Extracted data entries:
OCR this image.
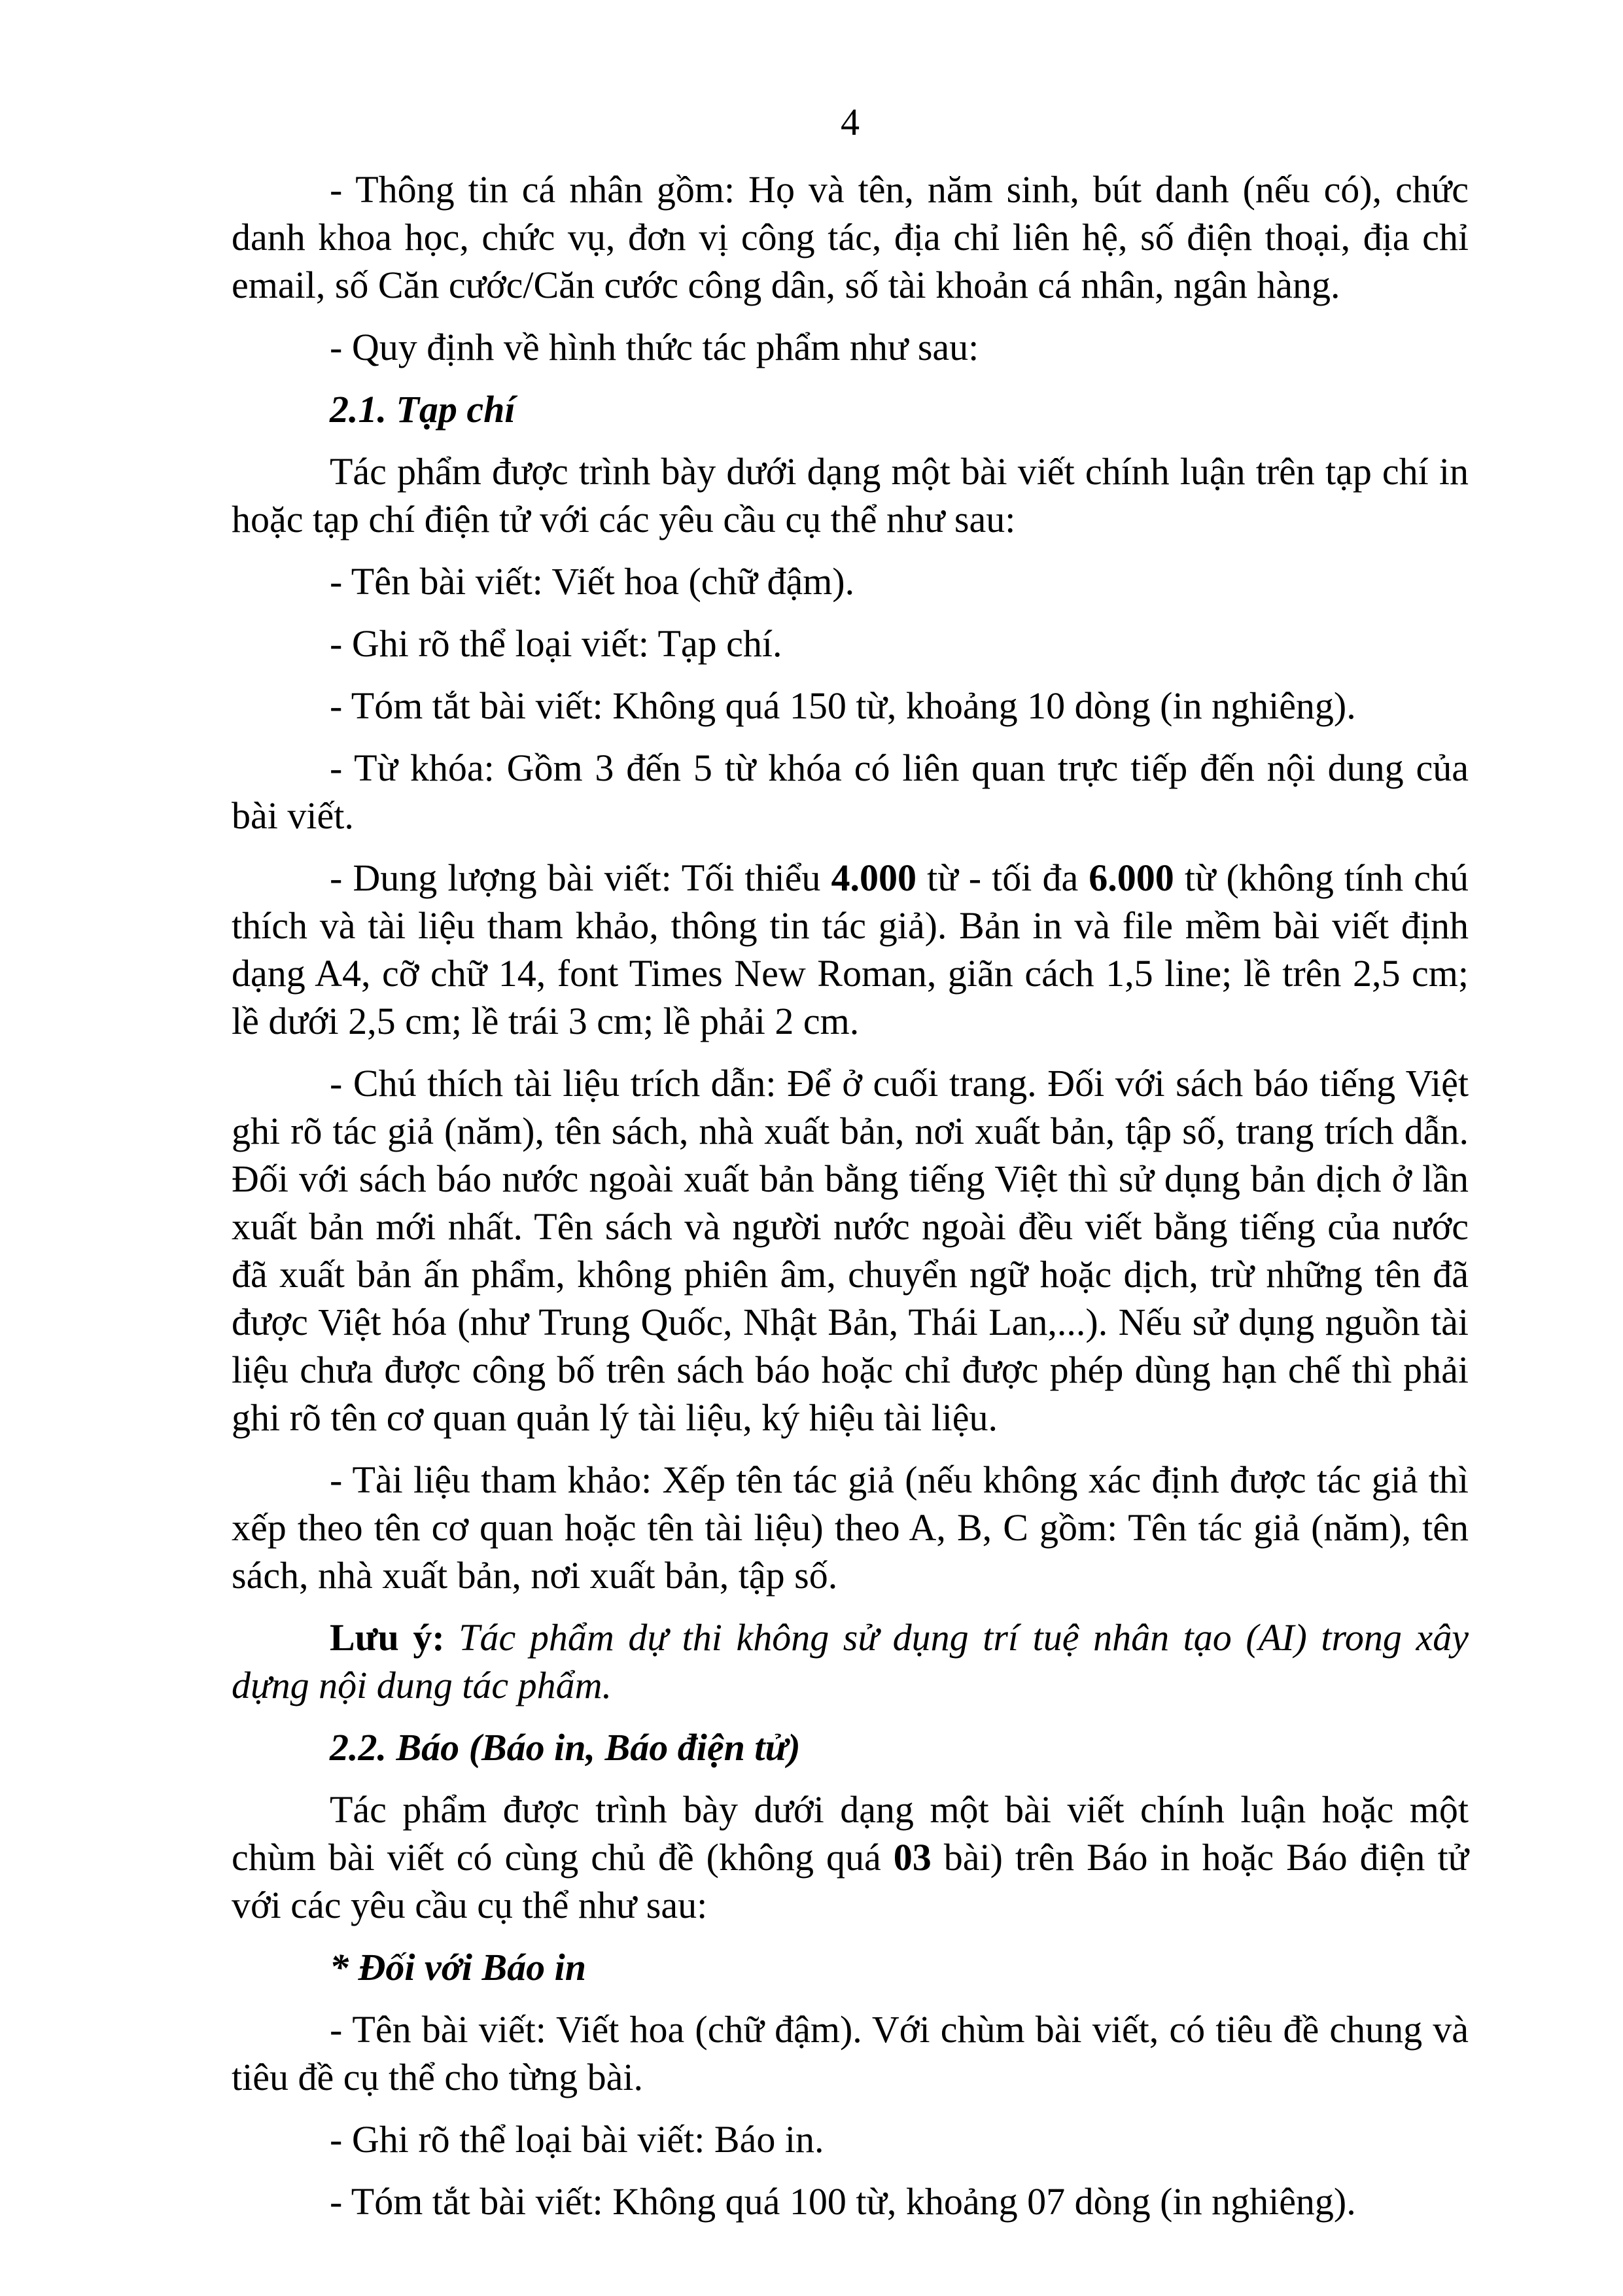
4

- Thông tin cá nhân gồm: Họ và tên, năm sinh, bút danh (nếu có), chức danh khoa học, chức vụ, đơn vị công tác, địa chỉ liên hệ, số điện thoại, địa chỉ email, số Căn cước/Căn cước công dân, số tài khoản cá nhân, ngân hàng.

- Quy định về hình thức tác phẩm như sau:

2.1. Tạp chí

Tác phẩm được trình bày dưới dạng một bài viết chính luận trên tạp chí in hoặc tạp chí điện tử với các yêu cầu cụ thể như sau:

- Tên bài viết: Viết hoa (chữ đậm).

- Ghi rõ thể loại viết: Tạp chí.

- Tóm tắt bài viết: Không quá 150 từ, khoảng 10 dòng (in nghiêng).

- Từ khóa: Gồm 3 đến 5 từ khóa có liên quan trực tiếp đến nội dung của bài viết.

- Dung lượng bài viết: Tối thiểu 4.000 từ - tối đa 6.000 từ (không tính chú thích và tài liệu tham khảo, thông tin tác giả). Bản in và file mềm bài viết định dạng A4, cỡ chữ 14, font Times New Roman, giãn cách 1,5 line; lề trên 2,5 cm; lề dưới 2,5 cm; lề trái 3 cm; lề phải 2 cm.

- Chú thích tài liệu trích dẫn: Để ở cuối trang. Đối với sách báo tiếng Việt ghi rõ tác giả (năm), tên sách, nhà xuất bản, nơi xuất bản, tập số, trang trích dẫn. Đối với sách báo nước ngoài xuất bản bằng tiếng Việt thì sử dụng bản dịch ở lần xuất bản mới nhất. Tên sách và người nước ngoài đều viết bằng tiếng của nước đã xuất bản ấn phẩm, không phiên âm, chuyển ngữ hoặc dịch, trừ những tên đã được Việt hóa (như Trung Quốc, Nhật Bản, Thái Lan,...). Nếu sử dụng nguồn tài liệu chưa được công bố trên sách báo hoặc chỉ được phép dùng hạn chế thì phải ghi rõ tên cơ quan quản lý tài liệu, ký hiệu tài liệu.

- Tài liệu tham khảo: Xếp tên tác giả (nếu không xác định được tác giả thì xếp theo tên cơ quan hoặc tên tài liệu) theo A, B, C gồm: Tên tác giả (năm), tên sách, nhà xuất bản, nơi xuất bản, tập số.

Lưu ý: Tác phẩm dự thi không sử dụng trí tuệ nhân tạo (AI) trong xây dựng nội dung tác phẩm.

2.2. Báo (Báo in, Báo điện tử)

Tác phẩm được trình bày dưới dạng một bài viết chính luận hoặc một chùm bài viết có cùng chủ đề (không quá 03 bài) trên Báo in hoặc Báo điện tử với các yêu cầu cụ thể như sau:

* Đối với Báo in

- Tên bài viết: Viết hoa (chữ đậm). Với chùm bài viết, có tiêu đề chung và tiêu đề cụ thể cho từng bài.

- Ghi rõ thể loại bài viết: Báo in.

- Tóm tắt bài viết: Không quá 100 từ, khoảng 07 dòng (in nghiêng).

Stated goal
Go through the entries above and output them exactly, without pictures.

Written answer
OCR this image.
4

- Thông tin cá nhân gồm: Họ và tên, năm sinh, bút danh (nếu có), chức danh khoa học, chức vụ, đơn vị công tác, địa chỉ liên hệ, số điện thoại, địa chỉ email, số Căn cước/Căn cước công dân, số tài khoản cá nhân, ngân hàng.

- Quy định về hình thức tác phẩm như sau:

2.1. Tạp chí

Tác phẩm được trình bày dưới dạng một bài viết chính luận trên tạp chí in hoặc tạp chí điện tử với các yêu cầu cụ thể như sau:

- Tên bài viết: Viết hoa (chữ đậm).

- Ghi rõ thể loại viết: Tạp chí.

- Tóm tắt bài viết: Không quá 150 từ, khoảng 10 dòng (in nghiêng).

- Từ khóa: Gồm 3 đến 5 từ khóa có liên quan trực tiếp đến nội dung của bài viết.

- Dung lượng bài viết: Tối thiểu 4.000 từ - tối đa 6.000 từ (không tính chú thích và tài liệu tham khảo, thông tin tác giả). Bản in và file mềm bài viết định dạng A4, cỡ chữ 14, font Times New Roman, giãn cách 1,5 line; lề trên 2,5 cm; lề dưới 2,5 cm; lề trái 3 cm; lề phải 2 cm.

- Chú thích tài liệu trích dẫn: Để ở cuối trang. Đối với sách báo tiếng Việt ghi rõ tác giả (năm), tên sách, nhà xuất bản, nơi xuất bản, tập số, trang trích dẫn. Đối với sách báo nước ngoài xuất bản bằng tiếng Việt thì sử dụng bản dịch ở lần xuất bản mới nhất. Tên sách và người nước ngoài đều viết bằng tiếng của nước đã xuất bản ấn phẩm, không phiên âm, chuyển ngữ hoặc dịch, trừ những tên đã được Việt hóa (như Trung Quốc, Nhật Bản, Thái Lan,...). Nếu sử dụng nguồn tài liệu chưa được công bố trên sách báo hoặc chỉ được phép dùng hạn chế thì phải ghi rõ tên cơ quan quản lý tài liệu, ký hiệu tài liệu.

- Tài liệu tham khảo: Xếp tên tác giả (nếu không xác định được tác giả thì xếp theo tên cơ quan hoặc tên tài liệu) theo A, B, C gồm: Tên tác giả (năm), tên sách, nhà xuất bản, nơi xuất bản, tập số.

Lưu ý: Tác phẩm dự thi không sử dụng trí tuệ nhân tạo (AI) trong xây dựng nội dung tác phẩm.

2.2. Báo (Báo in, Báo điện tử)

Tác phẩm được trình bày dưới dạng một bài viết chính luận hoặc một chùm bài viết có cùng chủ đề (không quá 03 bài) trên Báo in hoặc Báo điện tử với các yêu cầu cụ thể như sau:

* Đối với Báo in

- Tên bài viết: Viết hoa (chữ đậm). Với chùm bài viết, có tiêu đề chung và tiêu đề cụ thể cho từng bài.

- Ghi rõ thể loại bài viết: Báo in.

- Tóm tắt bài viết: Không quá 100 từ, khoảng 07 dòng (in nghiêng).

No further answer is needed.